**Listed records**
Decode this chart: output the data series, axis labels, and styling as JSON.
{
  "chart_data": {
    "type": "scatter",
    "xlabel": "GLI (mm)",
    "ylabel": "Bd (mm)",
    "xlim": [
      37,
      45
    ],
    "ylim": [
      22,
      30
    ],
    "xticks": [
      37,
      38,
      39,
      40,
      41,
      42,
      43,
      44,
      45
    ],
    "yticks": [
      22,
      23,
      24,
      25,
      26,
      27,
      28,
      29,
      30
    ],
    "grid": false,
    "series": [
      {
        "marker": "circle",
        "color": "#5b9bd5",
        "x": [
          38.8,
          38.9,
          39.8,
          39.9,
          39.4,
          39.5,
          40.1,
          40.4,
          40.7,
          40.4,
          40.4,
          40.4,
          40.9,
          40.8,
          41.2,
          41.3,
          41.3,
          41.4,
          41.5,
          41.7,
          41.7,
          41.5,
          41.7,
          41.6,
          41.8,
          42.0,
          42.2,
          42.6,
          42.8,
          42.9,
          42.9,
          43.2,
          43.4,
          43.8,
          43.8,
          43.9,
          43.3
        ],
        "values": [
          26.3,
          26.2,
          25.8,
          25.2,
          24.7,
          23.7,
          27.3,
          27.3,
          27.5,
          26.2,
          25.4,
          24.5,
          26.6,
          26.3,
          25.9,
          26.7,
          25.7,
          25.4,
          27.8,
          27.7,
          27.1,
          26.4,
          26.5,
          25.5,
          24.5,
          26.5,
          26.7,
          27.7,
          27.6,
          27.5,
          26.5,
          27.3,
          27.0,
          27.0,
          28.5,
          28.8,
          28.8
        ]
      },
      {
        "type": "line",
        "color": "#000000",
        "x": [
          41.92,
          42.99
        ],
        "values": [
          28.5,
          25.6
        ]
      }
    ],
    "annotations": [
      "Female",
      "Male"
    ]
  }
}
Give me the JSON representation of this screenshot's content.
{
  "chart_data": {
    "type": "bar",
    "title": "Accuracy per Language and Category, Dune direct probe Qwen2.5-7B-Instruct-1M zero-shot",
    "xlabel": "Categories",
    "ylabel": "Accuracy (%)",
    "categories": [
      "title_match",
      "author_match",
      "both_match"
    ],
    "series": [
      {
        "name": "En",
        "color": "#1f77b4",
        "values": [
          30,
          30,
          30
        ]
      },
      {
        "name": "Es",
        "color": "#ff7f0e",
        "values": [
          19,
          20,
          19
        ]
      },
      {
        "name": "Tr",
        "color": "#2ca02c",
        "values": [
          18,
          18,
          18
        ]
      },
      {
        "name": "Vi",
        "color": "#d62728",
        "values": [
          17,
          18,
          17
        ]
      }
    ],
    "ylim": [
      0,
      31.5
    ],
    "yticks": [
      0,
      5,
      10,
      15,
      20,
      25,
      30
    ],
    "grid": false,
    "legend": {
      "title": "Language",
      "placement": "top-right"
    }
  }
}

**Your instructions**
Give back each line above precisely as it stands.

**Output of the exercise**
Decode this chart: output the data series, axis labels, and styling as JSON.
{
  "chart_data": {
    "type": "scatter",
    "xlabel": "GLI (mm)",
    "ylabel": "Bd (mm)",
    "xlim": [
      37,
      45
    ],
    "ylim": [
      22,
      30
    ],
    "xticks": [
      37,
      38,
      39,
      40,
      41,
      42,
      43,
      44,
      45
    ],
    "yticks": [
      22,
      23,
      24,
      25,
      26,
      27,
      28,
      29,
      30
    ],
    "grid": false,
    "series": [
      {
        "marker": "circle",
        "color": "#5b9bd5",
        "x": [
          38.8,
          38.9,
          39.8,
          39.9,
          39.4,
          39.5,
          40.1,
          40.4,
          40.7,
          40.4,
          40.4,
          40.4,
          40.9,
          40.8,
          41.2,
          41.3,
          41.3,
          41.4,
          41.5,
          41.7,
          41.7,
          41.5,
          41.7,
          41.6,
          41.8,
          42.0,
          42.2,
          42.6,
          42.8,
          42.9,
          42.9,
          43.2,
          43.4,
          43.8,
          43.8,
          43.9,
          43.3
        ],
        "values": [
          26.3,
          26.2,
          25.8,
          25.2,
          24.7,
          23.7,
          27.3,
          27.3,
          27.5,
          26.2,
          25.4,
          24.5,
          26.6,
          26.3,
          25.9,
          26.7,
          25.7,
          25.4,
          27.8,
          27.7,
          27.1,
          26.4,
          26.5,
          25.5,
          24.5,
          26.5,
          26.7,
          27.7,
          27.6,
          27.5,
          26.5,
          27.3,
          27.0,
          27.0,
          28.5,
          28.8,
          28.8
        ]
      },
      {
        "type": "line",
        "color": "#000000",
        "x": [
          41.92,
          42.99
        ],
        "values": [
          28.5,
          25.6
        ]
      }
    ],
    "annotations": [
      "Female",
      "Male"
    ]
  }
}
Give me the JSON representation of this screenshot's content.
{
  "chart_data": {
    "type": "bar",
    "title": "Accuracy per Language and Category, Dune direct probe Qwen2.5-7B-Instruct-1M zero-shot",
    "xlabel": "Categories",
    "ylabel": "Accuracy (%)",
    "categories": [
      "title_match",
      "author_match",
      "both_match"
    ],
    "series": [
      {
        "name": "En",
        "color": "#1f77b4",
        "values": [
          30,
          30,
          30
        ]
      },
      {
        "name": "Es",
        "color": "#ff7f0e",
        "values": [
          19,
          20,
          19
        ]
      },
      {
        "name": "Tr",
        "color": "#2ca02c",
        "values": [
          18,
          18,
          18
        ]
      },
      {
        "name": "Vi",
        "color": "#d62728",
        "values": [
          17,
          18,
          17
        ]
      }
    ],
    "ylim": [
      0,
      31.5
    ],
    "yticks": [
      0,
      5,
      10,
      15,
      20,
      25,
      30
    ],
    "grid": false,
    "legend": {
      "title": "Language",
      "placement": "top-right"
    }
  }
}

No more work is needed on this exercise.